= TASK PROMPT =
Output every line below exactly.

Dataset entries:
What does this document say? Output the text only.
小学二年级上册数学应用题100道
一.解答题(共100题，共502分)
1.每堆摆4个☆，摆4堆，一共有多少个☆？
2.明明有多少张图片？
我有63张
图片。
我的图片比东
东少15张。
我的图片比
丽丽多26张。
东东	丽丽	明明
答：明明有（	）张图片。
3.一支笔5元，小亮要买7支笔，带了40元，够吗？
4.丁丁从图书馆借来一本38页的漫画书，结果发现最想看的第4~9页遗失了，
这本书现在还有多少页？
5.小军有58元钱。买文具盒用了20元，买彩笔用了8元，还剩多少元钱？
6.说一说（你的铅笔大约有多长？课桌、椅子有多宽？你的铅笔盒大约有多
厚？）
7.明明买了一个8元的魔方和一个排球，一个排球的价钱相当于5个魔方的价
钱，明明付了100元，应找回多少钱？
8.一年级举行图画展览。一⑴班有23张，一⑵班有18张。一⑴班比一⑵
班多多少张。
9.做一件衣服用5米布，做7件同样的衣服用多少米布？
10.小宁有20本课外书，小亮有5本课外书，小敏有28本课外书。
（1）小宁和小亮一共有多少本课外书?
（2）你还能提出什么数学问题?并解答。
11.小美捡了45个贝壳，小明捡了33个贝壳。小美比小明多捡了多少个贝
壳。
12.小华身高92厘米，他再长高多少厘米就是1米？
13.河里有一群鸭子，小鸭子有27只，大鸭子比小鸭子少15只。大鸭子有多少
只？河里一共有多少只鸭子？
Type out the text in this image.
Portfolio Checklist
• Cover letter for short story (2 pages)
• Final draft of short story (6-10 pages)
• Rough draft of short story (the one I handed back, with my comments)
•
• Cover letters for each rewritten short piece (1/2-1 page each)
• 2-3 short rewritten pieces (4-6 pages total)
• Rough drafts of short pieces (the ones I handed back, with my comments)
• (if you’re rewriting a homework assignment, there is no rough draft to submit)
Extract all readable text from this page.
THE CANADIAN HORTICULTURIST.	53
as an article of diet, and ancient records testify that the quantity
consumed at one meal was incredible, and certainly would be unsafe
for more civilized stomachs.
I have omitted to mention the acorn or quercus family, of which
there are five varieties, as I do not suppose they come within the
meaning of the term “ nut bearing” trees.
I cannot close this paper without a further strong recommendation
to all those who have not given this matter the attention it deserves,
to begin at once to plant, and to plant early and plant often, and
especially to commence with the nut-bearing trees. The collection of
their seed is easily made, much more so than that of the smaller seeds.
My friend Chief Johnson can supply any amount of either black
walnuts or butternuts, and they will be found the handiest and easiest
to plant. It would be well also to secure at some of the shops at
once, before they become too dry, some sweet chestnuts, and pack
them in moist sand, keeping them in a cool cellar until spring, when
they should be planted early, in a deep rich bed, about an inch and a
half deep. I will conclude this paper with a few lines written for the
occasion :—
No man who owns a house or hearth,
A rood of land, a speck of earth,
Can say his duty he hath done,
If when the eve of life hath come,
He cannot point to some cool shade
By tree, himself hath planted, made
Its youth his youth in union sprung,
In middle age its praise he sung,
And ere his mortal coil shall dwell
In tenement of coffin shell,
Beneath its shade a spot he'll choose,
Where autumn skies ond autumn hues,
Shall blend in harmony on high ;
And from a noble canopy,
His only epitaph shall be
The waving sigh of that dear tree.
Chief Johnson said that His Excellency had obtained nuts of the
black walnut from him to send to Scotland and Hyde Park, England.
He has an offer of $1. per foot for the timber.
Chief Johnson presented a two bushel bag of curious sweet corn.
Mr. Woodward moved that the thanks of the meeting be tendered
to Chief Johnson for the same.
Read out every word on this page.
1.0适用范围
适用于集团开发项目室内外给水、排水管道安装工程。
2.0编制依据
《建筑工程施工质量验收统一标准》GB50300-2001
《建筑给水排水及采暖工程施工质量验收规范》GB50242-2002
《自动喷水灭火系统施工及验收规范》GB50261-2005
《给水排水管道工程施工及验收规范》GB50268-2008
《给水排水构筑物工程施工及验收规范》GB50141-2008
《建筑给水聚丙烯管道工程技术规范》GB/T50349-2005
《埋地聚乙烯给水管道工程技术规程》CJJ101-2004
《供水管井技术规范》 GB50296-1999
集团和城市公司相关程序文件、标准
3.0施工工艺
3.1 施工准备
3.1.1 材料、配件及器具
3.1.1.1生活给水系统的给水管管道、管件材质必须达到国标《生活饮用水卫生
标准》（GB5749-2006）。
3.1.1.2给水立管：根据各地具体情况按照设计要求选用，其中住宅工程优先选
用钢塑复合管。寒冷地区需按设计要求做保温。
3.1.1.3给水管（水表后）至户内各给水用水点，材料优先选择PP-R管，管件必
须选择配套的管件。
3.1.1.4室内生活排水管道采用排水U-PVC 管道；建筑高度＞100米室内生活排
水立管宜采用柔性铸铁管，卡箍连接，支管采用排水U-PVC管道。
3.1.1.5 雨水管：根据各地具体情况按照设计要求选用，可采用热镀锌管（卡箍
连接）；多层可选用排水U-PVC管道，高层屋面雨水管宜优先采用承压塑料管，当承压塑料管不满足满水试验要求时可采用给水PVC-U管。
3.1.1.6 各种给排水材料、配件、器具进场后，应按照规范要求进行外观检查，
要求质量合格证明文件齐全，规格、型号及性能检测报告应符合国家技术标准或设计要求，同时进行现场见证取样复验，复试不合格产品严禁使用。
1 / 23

= WRITTEN SOLUTION =
What does this document say? Output the text only.
小学二年级上册数学应用题100道
一.解答题(共100题，共502分)
1.每堆摆4个☆，摆4堆，一共有多少个☆？
2.明明有多少张图片？
我有63张
图片。
我的图片比东
东少15张。
我的图片比
丽丽多26张。
东东	丽丽	明明
答：明明有（	）张图片。
3.一支笔5元，小亮要买7支笔，带了40元，够吗？
4.丁丁从图书馆借来一本38页的漫画书，结果发现最想看的第4~9页遗失了，
这本书现在还有多少页？
5.小军有58元钱。买文具盒用了20元，买彩笔用了8元，还剩多少元钱？
6.说一说（你的铅笔大约有多长？课桌、椅子有多宽？你的铅笔盒大约有多
厚？）
7.明明买了一个8元的魔方和一个排球，一个排球的价钱相当于5个魔方的价
钱，明明付了100元，应找回多少钱？
8.一年级举行图画展览。一⑴班有23张，一⑵班有18张。一⑴班比一⑵
班多多少张。
9.做一件衣服用5米布，做7件同样的衣服用多少米布？
10.小宁有20本课外书，小亮有5本课外书，小敏有28本课外书。
（1）小宁和小亮一共有多少本课外书?
（2）你还能提出什么数学问题?并解答。
11.小美捡了45个贝壳，小明捡了33个贝壳。小美比小明多捡了多少个贝
壳。
12.小华身高92厘米，他再长高多少厘米就是1米？
13.河里有一群鸭子，小鸭子有27只，大鸭子比小鸭子少15只。大鸭子有多少
只？河里一共有多少只鸭子？
Type out the text in this image.
Portfolio Checklist
• Cover letter for short story (2 pages)
• Final draft of short story (6-10 pages)
• Rough draft of short story (the one I handed back, with my comments)
•
• Cover letters for each rewritten short piece (1/2-1 page each)
• 2-3 short rewritten pieces (4-6 pages total)
• Rough drafts of short pieces (the ones I handed back, with my comments)
• (if you’re rewriting a homework assignment, there is no rough draft to submit)
Extract all readable text from this page.
THE CANADIAN HORTICULTURIST.	53
as an article of diet, and ancient records testify that the quantity
consumed at one meal was incredible, and certainly would be unsafe
for more civilized stomachs.
I have omitted to mention the acorn or quercus family, of which
there are five varieties, as I do not suppose they come within the
meaning of the term “ nut bearing” trees.
I cannot close this paper without a further strong recommendation
to all those who have not given this matter the attention it deserves,
to begin at once to plant, and to plant early and plant often, and
especially to commence with the nut-bearing trees. The collection of
their seed is easily made, much more so than that of the smaller seeds.
My friend Chief Johnson can supply any amount of either black
walnuts or butternuts, and they will be found the handiest and easiest
to plant. It would be well also to secure at some of the shops at
once, before they become too dry, some sweet chestnuts, and pack
them in moist sand, keeping them in a cool cellar until spring, when
they should be planted early, in a deep rich bed, about an inch and a
half deep. I will conclude this paper with a few lines written for the
occasion :—
No man who owns a house or hearth,
A rood of land, a speck of earth,
Can say his duty he hath done,
If when the eve of life hath come,
He cannot point to some cool shade
By tree, himself hath planted, made
Its youth his youth in union sprung,
In middle age its praise he sung,
And ere his mortal coil shall dwell
In tenement of coffin shell,
Beneath its shade a spot he'll choose,
Where autumn skies ond autumn hues,
Shall blend in harmony on high ;
And from a noble canopy,
His only epitaph shall be
The waving sigh of that dear tree.
Chief Johnson said that His Excellency had obtained nuts of the
black walnut from him to send to Scotland and Hyde Park, England.
He has an offer of $1. per foot for the timber.
Chief Johnson presented a two bushel bag of curious sweet corn.
Mr. Woodward moved that the thanks of the meeting be tendered
to Chief Johnson for the same.
Read out every word on this page.
1.0适用范围
适用于集团开发项目室内外给水、排水管道安装工程。
2.0编制依据
《建筑工程施工质量验收统一标准》GB50300-2001
《建筑给水排水及采暖工程施工质量验收规范》GB50242-2002
《自动喷水灭火系统施工及验收规范》GB50261-2005
《给水排水管道工程施工及验收规范》GB50268-2008
《给水排水构筑物工程施工及验收规范》GB50141-2008
《建筑给水聚丙烯管道工程技术规范》GB/T50349-2005
《埋地聚乙烯给水管道工程技术规程》CJJ101-2004
《供水管井技术规范》 GB50296-1999
集团和城市公司相关程序文件、标准
3.0施工工艺
3.1 施工准备
3.1.1 材料、配件及器具
3.1.1.1生活给水系统的给水管管道、管件材质必须达到国标《生活饮用水卫生
标准》（GB5749-2006）。
3.1.1.2给水立管：根据各地具体情况按照设计要求选用，其中住宅工程优先选
用钢塑复合管。寒冷地区需按设计要求做保温。
3.1.1.3给水管（水表后）至户内各给水用水点，材料优先选择PP-R管，管件必
须选择配套的管件。
3.1.1.4室内生活排水管道采用排水U-PVC 管道；建筑高度＞100米室内生活排
水立管宜采用柔性铸铁管，卡箍连接，支管采用排水U-PVC管道。
3.1.1.5 雨水管：根据各地具体情况按照设计要求选用，可采用热镀锌管（卡箍
连接）；多层可选用排水U-PVC管道，高层屋面雨水管宜优先采用承压塑料管，当承压塑料管不满足满水试验要求时可采用给水PVC-U管。
3.1.1.6 各种给排水材料、配件、器具进场后，应按照规范要求进行外观检查，
要求质量合格证明文件齐全，规格、型号及性能检测报告应符合国家技术标准或设计要求，同时进行现场见证取样复验，复试不合格产品严禁使用。
1 / 23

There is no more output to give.